Publié le 14 août 2012 par Rl1948

 Comme il est bien, dans la requête au Prince, d'interposer l'ivoire ou bien le jade

Entre la face suzeraine et la louange courtisane.

SAINT-JOHN PERSE

Amers, Invocation, 4

dans Oeuvres complètes,

Paris, Gallimard, La Pléiade,

p. 262 de mon édition de 1972

   Dans le pénultième épisode pré-programmé pour pallier mon absence, nous avons laissé Sinouhé, souvenez-vous amis lecteurs,  en compagnie d'Amounenchi, prince du Rétchénou supérieur, qui l'interroge  sur sa présence en Asie.

   L'Égyptien tente de la justifier en prétextant, dans un premier temps, la volition de son "coeur", comprenez son esprit, voire son inconscient qui l'aurait poussé à agir de la sorte suite aux propos interceptés concernant l'assassinat du roi Amenemhat Ier.

### Lignes extraites

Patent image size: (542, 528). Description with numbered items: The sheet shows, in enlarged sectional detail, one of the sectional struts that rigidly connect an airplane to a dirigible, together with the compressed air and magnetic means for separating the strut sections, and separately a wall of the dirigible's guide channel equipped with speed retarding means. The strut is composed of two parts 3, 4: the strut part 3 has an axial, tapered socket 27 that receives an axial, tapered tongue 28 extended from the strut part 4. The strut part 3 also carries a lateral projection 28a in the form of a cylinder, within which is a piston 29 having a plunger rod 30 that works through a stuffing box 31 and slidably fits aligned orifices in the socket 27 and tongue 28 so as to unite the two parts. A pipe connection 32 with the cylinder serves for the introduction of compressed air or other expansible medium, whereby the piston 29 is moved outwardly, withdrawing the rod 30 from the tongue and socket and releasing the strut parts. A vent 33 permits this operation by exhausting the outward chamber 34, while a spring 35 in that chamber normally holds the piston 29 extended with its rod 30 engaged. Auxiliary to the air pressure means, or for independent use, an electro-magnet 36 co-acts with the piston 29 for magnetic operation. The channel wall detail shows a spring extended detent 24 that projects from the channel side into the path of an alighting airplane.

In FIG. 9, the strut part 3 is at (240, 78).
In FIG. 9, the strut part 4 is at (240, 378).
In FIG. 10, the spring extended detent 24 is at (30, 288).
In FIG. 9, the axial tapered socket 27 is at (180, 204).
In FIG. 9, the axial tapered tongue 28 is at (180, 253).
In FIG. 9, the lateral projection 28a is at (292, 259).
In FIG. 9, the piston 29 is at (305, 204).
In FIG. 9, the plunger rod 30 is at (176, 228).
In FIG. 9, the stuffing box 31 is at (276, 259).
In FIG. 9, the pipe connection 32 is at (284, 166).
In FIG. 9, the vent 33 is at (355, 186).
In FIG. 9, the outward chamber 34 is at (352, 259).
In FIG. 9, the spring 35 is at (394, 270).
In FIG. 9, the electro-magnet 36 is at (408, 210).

### Consignes
• 1. Indiquez si chacune des affirmations suivantes concorde avec l'extrait sur Sinouhé, en répondant par oui ou non et en citant les mots décisifs du texte. (a) Amounenchi est prince du Rétchénou supérieur. (b) Sinouhé justifie d'abord sa présence en Asie par un ordre reçu du roi. (c) La citation de Saint-John Perse provient d'Amers.
• 2. Rédigez la suite de l'extrait sur Sinouhé à partir de sa dernière phrase.

### Réponses
• 1.
(a) Oui : « Amounenchi, prince du Rétchénou supérieur ».
(b) Non : « en prétextant, dans un premier temps, la volition de son "coeur" ».
(c) Oui : « Amers, Invocation, 4 ».

• 2.
   Puis, dans un second temps, argument probablement plus prégnant à ses yeux, il invoque la volonté d'un dieu ... qu'il se garde évidemment bien de nommer.

   En prenant soin d'ajouter que personne n'a eu à lui reprocher quoi que ce soit, - ce qui constituait, selon l'auteur anonyme de ce roman, une assertion irréfragable -, Sinouhé, se montrant indiscutablement sous un profil le plus avantageux possible, souhaite en outre s'assurer qu'Amounenchi jamais ne le soupçonnerait d'avoir fait partie de ceux qui, au sein même de la Cour, ont fomenté l'attentat ; et, peut-être plus important encore, veut prouver qu'il ne s'est pas exilé aux fins de se soustraire à la justice de son pays.

La Maât est donc bien respectée ...

   Poursuivant son interrogatoire, Amounenchi s'inquiète de l'avenir de l'Égypte suite à la disparition du vieux roi : "Comment donc sera ce pays-là en son absence, sans lui, sans ce dieu puissant ?"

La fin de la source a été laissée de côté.